_Brief_.
Return all lines below containing the word "these".

_Input material_.

[START]

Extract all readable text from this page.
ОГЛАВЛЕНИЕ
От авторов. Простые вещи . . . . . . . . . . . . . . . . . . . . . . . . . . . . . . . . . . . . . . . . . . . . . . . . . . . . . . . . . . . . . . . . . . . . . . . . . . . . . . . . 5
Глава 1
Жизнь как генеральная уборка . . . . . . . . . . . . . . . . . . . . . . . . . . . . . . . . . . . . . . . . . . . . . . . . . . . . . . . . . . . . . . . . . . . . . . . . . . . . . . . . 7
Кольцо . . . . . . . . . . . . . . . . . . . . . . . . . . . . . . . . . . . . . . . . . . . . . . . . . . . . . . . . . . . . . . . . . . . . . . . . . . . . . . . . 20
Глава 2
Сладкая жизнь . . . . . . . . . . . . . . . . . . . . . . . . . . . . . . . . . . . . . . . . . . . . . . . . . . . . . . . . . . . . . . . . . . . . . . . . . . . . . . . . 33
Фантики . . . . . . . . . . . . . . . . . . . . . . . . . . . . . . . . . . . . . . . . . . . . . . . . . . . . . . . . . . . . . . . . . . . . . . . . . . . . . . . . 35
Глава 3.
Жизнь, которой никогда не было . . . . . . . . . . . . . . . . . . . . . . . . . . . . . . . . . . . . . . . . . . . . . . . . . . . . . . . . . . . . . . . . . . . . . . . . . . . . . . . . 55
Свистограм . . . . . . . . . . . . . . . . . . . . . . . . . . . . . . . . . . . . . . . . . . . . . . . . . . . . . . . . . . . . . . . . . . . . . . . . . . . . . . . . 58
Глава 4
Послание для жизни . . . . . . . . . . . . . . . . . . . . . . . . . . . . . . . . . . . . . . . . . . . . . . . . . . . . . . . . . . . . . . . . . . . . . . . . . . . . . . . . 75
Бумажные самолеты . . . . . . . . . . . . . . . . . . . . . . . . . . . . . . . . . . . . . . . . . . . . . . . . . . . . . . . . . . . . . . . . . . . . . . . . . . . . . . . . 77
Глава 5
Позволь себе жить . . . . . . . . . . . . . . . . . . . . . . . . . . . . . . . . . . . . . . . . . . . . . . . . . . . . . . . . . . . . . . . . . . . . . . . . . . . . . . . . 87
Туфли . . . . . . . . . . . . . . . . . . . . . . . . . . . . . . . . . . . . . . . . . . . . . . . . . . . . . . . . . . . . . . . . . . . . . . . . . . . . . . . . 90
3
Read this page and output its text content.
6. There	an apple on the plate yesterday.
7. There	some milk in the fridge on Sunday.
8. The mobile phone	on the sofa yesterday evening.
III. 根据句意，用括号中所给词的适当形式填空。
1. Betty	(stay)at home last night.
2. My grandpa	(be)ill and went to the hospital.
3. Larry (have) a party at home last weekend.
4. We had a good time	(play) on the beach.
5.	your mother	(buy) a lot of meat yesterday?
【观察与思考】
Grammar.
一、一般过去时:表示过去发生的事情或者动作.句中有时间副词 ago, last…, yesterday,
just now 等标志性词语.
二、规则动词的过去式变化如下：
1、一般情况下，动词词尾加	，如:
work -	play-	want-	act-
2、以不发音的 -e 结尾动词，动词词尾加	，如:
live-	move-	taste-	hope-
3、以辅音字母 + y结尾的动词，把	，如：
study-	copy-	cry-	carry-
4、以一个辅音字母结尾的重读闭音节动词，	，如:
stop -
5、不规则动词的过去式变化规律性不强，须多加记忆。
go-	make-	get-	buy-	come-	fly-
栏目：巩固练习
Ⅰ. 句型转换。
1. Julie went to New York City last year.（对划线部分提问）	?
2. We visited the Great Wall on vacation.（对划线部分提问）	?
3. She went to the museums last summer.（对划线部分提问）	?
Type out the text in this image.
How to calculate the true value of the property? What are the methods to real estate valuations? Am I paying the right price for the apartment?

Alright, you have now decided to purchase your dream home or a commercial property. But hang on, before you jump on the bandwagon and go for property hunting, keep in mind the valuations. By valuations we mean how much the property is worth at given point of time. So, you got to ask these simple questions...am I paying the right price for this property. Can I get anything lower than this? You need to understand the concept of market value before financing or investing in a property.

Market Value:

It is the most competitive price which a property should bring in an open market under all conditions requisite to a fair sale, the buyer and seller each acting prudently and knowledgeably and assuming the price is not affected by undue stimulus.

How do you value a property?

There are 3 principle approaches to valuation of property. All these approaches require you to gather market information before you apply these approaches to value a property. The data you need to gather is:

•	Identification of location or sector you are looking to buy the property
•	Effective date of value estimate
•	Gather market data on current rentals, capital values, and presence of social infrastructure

[END]

_Final result_.
Alright, you have now decided to purchase your dream home or a commercial property. But hang on, before you jump on the bandwagon and go for property hunting, keep in mind the valuations. By valuations we mean how much the property is worth at given point of time. So, you got to ask these simple questions...am I paying the right price for this property. Can I get anything lower than this? You need to understand the concept of market value before financing or investing in a property.
There are 3 principle approaches to valuation of property. All these approaches require you to gather market information before you apply these approaches to value a property. The data you need to gather is:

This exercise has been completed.